** Begin RECORDED INFORMATION **

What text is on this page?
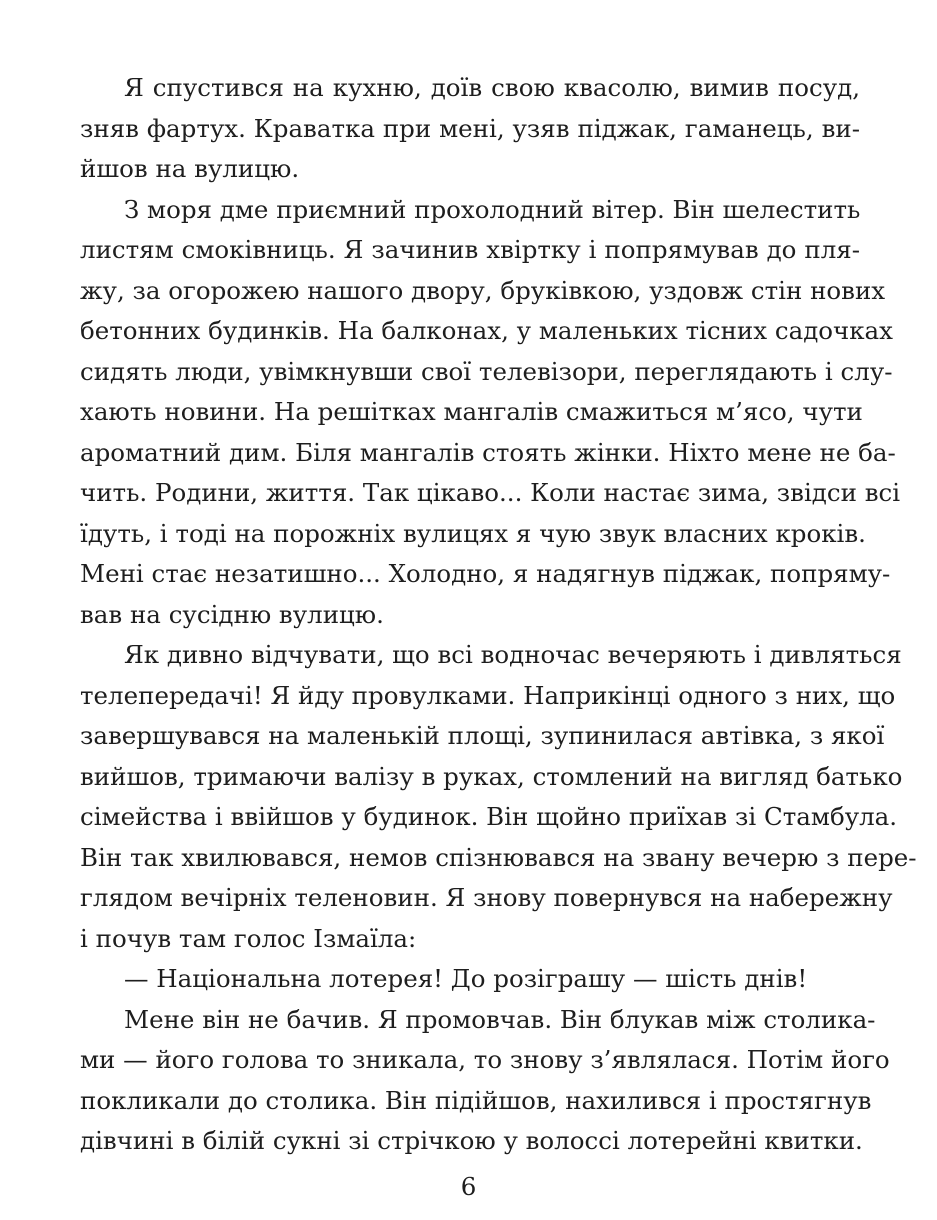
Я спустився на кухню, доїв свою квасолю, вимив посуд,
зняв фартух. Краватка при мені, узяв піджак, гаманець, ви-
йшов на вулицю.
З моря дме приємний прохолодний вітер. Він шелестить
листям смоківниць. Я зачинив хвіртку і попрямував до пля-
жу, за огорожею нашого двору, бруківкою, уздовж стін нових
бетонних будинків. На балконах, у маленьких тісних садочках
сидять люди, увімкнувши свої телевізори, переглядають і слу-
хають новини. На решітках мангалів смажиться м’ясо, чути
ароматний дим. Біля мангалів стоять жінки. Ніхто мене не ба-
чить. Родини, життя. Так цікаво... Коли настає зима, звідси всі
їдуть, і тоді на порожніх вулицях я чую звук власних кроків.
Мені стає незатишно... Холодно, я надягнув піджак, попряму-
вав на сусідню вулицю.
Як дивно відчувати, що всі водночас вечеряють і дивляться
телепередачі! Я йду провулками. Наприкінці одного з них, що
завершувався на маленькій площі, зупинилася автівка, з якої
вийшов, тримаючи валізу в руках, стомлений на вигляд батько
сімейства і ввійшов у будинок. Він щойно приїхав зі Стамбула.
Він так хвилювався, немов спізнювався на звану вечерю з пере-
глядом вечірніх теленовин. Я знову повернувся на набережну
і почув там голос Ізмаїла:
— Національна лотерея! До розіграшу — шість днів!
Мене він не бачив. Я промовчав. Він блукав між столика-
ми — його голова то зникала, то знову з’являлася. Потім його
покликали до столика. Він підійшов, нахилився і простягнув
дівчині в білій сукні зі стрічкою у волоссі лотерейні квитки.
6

** End RECORDED INFORMATION **

Exclude all images and restate the records above word for word.

What text is on this page?
Я спустився на кухню, доїв свою квасолю, вимив посуд,
зняв фартух. Краватка при мені, узяв піджак, гаманець, ви-
йшов на вулицю.
З моря дме приємний прохолодний вітер. Він шелестить
листям смоківниць. Я зачинив хвіртку і попрямував до пля-
жу, за огорожею нашого двору, бруківкою, уздовж стін нових
бетонних будинків. На балконах, у маленьких тісних садочках
сидять люди, увімкнувши свої телевізори, переглядають і слу-
хають новини. На решітках мангалів смажиться м’ясо, чути
ароматний дим. Біля мангалів стоять жінки. Ніхто мене не ба-
чить. Родини, життя. Так цікаво... Коли настає зима, звідси всі
їдуть, і тоді на порожніх вулицях я чую звук власних кроків.
Мені стає незатишно... Холодно, я надягнув піджак, попряму-
вав на сусідню вулицю.
Як дивно відчувати, що всі водночас вечеряють і дивляться
телепередачі! Я йду провулками. Наприкінці одного з них, що
завершувався на маленькій площі, зупинилася автівка, з якої
вийшов, тримаючи валізу в руках, стомлений на вигляд батько
сімейства і ввійшов у будинок. Він щойно приїхав зі Стамбула.
Він так хвилювався, немов спізнювався на звану вечерю з пере-
глядом вечірніх теленовин. Я знову повернувся на набережну
і почув там голос Ізмаїла:
— Національна лотерея! До розіграшу — шість днів!
Мене він не бачив. Я промовчав. Він блукав між столика-
ми — його голова то зникала, то знову з’являлася. Потім його
покликали до столика. Він підійшов, нахилився і простягнув
дівчині в білій сукні зі стрічкою у волоссі лотерейні квитки.
6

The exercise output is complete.